== Exercise material ==
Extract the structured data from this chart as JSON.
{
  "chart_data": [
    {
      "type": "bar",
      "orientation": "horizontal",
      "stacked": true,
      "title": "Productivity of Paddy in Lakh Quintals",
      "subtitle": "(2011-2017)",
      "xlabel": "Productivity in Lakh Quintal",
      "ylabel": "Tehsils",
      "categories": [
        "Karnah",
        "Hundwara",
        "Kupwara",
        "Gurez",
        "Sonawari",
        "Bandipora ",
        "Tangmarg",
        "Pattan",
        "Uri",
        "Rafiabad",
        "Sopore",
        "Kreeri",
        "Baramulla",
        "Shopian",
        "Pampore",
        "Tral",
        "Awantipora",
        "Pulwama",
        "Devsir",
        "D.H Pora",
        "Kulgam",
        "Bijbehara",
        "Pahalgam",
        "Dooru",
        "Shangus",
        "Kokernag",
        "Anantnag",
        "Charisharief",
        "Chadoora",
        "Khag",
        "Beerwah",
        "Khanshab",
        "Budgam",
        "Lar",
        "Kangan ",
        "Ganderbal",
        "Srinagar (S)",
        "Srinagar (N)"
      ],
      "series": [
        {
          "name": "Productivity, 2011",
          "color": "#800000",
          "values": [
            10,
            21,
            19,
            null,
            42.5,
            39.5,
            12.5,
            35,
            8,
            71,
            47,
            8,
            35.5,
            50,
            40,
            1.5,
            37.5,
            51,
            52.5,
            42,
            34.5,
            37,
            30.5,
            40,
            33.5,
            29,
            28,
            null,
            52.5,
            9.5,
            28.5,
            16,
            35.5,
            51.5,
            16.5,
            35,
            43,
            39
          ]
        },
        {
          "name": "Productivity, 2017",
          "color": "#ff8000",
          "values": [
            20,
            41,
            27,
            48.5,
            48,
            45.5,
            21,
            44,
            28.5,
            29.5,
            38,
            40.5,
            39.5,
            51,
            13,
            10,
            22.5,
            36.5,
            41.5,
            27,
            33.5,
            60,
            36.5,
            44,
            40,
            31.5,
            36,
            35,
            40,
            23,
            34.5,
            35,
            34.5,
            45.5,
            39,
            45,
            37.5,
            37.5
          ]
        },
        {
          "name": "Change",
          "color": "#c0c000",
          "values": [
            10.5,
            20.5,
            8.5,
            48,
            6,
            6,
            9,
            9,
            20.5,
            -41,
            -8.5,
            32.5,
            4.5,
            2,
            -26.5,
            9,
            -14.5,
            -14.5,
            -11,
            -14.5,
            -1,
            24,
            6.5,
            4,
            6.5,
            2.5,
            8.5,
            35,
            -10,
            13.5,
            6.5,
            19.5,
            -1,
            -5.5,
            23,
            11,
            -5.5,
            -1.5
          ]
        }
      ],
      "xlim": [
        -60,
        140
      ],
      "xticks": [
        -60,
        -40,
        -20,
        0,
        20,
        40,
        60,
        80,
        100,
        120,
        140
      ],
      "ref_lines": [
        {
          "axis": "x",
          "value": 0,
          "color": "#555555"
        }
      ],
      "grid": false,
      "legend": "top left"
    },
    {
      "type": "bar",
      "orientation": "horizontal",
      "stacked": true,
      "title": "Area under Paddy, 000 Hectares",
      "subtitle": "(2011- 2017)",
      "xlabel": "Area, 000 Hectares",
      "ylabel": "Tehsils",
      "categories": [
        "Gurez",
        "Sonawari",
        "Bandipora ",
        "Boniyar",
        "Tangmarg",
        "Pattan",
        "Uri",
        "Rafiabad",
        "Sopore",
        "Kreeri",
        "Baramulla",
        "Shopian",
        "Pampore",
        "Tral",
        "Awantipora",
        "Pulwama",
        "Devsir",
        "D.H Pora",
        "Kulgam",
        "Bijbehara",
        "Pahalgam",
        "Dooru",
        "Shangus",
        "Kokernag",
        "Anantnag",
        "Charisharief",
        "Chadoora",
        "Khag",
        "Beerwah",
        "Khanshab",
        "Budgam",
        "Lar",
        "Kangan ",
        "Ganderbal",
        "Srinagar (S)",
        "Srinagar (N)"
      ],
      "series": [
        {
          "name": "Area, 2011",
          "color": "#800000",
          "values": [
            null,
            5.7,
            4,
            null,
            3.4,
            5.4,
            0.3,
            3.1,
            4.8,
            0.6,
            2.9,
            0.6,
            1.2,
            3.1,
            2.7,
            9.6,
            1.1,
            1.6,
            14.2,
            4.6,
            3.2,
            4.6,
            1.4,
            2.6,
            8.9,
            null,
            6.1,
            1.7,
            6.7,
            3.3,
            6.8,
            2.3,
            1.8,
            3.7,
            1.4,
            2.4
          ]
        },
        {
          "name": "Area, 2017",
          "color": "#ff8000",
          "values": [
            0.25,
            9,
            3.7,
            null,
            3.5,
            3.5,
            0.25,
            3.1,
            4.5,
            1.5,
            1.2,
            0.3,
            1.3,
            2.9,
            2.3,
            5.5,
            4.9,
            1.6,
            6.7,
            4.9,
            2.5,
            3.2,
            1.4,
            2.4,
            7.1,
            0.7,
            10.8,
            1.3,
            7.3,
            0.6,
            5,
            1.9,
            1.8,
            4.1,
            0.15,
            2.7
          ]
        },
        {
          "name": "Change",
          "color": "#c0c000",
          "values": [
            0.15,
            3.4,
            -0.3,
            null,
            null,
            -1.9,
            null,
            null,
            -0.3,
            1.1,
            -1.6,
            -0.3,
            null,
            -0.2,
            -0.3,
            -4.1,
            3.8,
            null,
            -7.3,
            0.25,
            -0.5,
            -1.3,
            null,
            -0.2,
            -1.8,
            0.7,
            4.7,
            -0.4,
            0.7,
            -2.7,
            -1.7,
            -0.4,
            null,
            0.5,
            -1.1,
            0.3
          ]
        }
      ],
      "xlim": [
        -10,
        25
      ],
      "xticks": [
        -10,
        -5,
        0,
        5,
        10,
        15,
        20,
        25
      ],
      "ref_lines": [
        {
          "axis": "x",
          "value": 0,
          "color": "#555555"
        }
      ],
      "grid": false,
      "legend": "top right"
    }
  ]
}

== Aim of the task ==
Using the data above, print every record exactly as shown.

== Exercise output ==
Extract the structured data from this chart as JSON.
{
  "chart_data": [
    {
      "type": "bar",
      "orientation": "horizontal",
      "stacked": true,
      "title": "Productivity of Paddy in Lakh Quintals",
      "subtitle": "(2011-2017)",
      "xlabel": "Productivity in Lakh Quintal",
      "ylabel": "Tehsils",
      "categories": [
        "Karnah",
        "Hundwara",
        "Kupwara",
        "Gurez",
        "Sonawari",
        "Bandipora ",
        "Tangmarg",
        "Pattan",
        "Uri",
        "Rafiabad",
        "Sopore",
        "Kreeri",
        "Baramulla",
        "Shopian",
        "Pampore",
        "Tral",
        "Awantipora",
        "Pulwama",
        "Devsir",
        "D.H Pora",
        "Kulgam",
        "Bijbehara",
        "Pahalgam",
        "Dooru",
        "Shangus",
        "Kokernag",
        "Anantnag",
        "Charisharief",
        "Chadoora",
        "Khag",
        "Beerwah",
        "Khanshab",
        "Budgam",
        "Lar",
        "Kangan ",
        "Ganderbal",
        "Srinagar (S)",
        "Srinagar (N)"
      ],
      "series": [
        {
          "name": "Productivity, 2011",
          "color": "#800000",
          "values": [
            10,
            21,
            19,
            null,
            42.5,
            39.5,
            12.5,
            35,
            8,
            71,
            47,
            8,
            35.5,
            50,
            40,
            1.5,
            37.5,
            51,
            52.5,
            42,
            34.5,
            37,
            30.5,
            40,
            33.5,
            29,
            28,
            null,
            52.5,
            9.5,
            28.5,
            16,
            35.5,
            51.5,
            16.5,
            35,
            43,
            39
          ]
        },
        {
          "name": "Productivity, 2017",
          "color": "#ff8000",
          "values": [
            20,
            41,
            27,
            48.5,
            48,
            45.5,
            21,
            44,
            28.5,
            29.5,
            38,
            40.5,
            39.5,
            51,
            13,
            10,
            22.5,
            36.5,
            41.5,
            27,
            33.5,
            60,
            36.5,
            44,
            40,
            31.5,
            36,
            35,
            40,
            23,
            34.5,
            35,
            34.5,
            45.5,
            39,
            45,
            37.5,
            37.5
          ]
        },
        {
          "name": "Change",
          "color": "#c0c000",
          "values": [
            10.5,
            20.5,
            8.5,
            48,
            6,
            6,
            9,
            9,
            20.5,
            -41,
            -8.5,
            32.5,
            4.5,
            2,
            -26.5,
            9,
            -14.5,
            -14.5,
            -11,
            -14.5,
            -1,
            24,
            6.5,
            4,
            6.5,
            2.5,
            8.5,
            35,
            -10,
            13.5,
            6.5,
            19.5,
            -1,
            -5.5,
            23,
            11,
            -5.5,
            -1.5
          ]
        }
      ],
      "xlim": [
        -60,
        140
      ],
      "xticks": [
        -60,
        -40,
        -20,
        0,
        20,
        40,
        60,
        80,
        100,
        120,
        140
      ],
      "ref_lines": [
        {
          "axis": "x",
          "value": 0,
          "color": "#555555"
        }
      ],
      "grid": false,
      "legend": "top left"
    },
    {
      "type": "bar",
      "orientation": "horizontal",
      "stacked": true,
      "title": "Area under Paddy, 000 Hectares",
      "subtitle": "(2011- 2017)",
      "xlabel": "Area, 000 Hectares",
      "ylabel": "Tehsils",
      "categories": [
        "Gurez",
        "Sonawari",
        "Bandipora ",
        "Boniyar",
        "Tangmarg",
        "Pattan",
        "Uri",
        "Rafiabad",
        "Sopore",
        "Kreeri",
        "Baramulla",
        "Shopian",
        "Pampore",
        "Tral",
        "Awantipora",
        "Pulwama",
        "Devsir",
        "D.H Pora",
        "Kulgam",
        "Bijbehara",
        "Pahalgam",
        "Dooru",
        "Shangus",
        "Kokernag",
        "Anantnag",
        "Charisharief",
        "Chadoora",
        "Khag",
        "Beerwah",
        "Khanshab",
        "Budgam",
        "Lar",
        "Kangan ",
        "Ganderbal",
        "Srinagar (S)",
        "Srinagar (N)"
      ],
      "series": [
        {
          "name": "Area, 2011",
          "color": "#800000",
          "values": [
            null,
            5.7,
            4,
            null,
            3.4,
            5.4,
            0.3,
            3.1,
            4.8,
            0.6,
            2.9,
            0.6,
            1.2,
            3.1,
            2.7,
            9.6,
            1.1,
            1.6,
            14.2,
            4.6,
            3.2,
            4.6,
            1.4,
            2.6,
            8.9,
            null,
            6.1,
            1.7,
            6.7,
            3.3,
            6.8,
            2.3,
            1.8,
            3.7,
            1.4,
            2.4
          ]
        },
        {
          "name": "Area, 2017",
          "color": "#ff8000",
          "values": [
            0.25,
            9,
            3.7,
            null,
            3.5,
            3.5,
            0.25,
            3.1,
            4.5,
            1.5,
            1.2,
            0.3,
            1.3,
            2.9,
            2.3,
            5.5,
            4.9,
            1.6,
            6.7,
            4.9,
            2.5,
            3.2,
            1.4,
            2.4,
            7.1,
            0.7,
            10.8,
            1.3,
            7.3,
            0.6,
            5,
            1.9,
            1.8,
            4.1,
            0.15,
            2.7
          ]
        },
        {
          "name": "Change",
          "color": "#c0c000",
          "values": [
            0.15,
            3.4,
            -0.3,
            null,
            null,
            -1.9,
            null,
            null,
            -0.3,
            1.1,
            -1.6,
            -0.3,
            null,
            -0.2,
            -0.3,
            -4.1,
            3.8,
            null,
            -7.3,
            0.25,
            -0.5,
            -1.3,
            null,
            -0.2,
            -1.8,
            0.7,
            4.7,
            -0.4,
            0.7,
            -2.7,
            -1.7,
            -0.4,
            null,
            0.5,
            -1.1,
            0.3
          ]
        }
      ],
      "xlim": [
        -10,
        25
      ],
      "xticks": [
        -10,
        -5,
        0,
        5,
        10,
        15,
        20,
        25
      ],
      "ref_lines": [
        {
          "axis": "x",
          "value": 0,
          "color": "#555555"
        }
      ],
      "grid": false,
      "legend": "top right"
    }
  ]
}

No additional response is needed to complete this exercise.